> **Short problem**
Gather all lines with the word "企业贷款" in them.
....
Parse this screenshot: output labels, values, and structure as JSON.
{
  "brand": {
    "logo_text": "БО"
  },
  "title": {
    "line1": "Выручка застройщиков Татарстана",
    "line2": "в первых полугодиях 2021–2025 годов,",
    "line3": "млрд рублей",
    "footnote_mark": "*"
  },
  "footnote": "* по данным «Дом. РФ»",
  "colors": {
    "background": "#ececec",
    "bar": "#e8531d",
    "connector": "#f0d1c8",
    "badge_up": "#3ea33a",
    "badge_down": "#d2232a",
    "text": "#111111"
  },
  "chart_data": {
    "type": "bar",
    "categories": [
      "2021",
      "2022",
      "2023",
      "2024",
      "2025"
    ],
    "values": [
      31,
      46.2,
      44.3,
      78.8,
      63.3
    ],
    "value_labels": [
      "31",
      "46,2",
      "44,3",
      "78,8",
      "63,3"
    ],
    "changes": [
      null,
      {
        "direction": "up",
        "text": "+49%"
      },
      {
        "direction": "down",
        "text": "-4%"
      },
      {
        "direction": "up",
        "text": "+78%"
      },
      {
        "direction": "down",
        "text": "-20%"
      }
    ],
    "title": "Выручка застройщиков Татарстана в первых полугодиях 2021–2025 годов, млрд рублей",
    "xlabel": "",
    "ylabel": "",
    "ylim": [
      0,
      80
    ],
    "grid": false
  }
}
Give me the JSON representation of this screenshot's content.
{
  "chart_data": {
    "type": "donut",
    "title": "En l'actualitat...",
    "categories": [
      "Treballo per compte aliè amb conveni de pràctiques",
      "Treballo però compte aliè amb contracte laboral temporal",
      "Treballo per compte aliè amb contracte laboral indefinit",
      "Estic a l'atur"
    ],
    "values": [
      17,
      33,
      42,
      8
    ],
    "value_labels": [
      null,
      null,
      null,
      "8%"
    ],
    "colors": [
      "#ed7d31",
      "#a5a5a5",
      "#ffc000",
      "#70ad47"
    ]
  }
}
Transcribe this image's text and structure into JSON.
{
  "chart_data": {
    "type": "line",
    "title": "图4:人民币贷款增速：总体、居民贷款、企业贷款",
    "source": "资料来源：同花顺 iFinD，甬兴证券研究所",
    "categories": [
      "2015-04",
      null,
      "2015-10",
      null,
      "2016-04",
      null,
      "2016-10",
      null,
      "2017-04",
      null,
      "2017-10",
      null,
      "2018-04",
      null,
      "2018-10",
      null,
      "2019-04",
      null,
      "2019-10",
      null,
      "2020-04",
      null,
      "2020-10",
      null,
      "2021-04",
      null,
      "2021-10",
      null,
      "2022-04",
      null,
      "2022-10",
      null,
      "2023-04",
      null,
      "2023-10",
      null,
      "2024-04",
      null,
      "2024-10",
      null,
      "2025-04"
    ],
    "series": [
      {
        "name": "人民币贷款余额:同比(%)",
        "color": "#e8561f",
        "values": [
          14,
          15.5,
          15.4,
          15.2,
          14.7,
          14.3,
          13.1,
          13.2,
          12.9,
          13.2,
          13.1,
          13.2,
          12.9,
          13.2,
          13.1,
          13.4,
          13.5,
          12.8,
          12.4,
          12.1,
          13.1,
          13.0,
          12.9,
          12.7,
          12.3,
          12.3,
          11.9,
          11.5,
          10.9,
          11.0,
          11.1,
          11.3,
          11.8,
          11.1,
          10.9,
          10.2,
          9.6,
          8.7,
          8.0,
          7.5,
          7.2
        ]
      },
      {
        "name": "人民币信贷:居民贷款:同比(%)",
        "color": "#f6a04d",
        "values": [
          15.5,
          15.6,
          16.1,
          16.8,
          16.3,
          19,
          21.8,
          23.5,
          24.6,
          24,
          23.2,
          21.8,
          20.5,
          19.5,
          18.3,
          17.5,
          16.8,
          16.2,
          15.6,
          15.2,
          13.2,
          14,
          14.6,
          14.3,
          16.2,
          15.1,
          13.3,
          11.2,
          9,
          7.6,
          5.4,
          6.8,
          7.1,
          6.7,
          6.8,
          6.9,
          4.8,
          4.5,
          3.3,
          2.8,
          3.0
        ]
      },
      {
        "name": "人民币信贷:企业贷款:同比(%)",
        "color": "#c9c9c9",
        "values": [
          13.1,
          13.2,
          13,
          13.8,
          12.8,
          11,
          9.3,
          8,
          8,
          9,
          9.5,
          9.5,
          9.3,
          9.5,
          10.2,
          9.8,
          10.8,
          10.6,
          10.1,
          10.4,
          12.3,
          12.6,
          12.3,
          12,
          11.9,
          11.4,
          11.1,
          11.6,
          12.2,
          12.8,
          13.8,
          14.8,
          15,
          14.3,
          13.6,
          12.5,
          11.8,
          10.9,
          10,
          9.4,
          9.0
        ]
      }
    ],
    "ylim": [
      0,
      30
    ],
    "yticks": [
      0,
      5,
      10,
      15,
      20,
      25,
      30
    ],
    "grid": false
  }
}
....
> **Reply to the task**
    "title": "图4:人民币贷款增速：总体、居民贷款、企业贷款",
        "name": "人民币信贷:企业贷款:同比(%)",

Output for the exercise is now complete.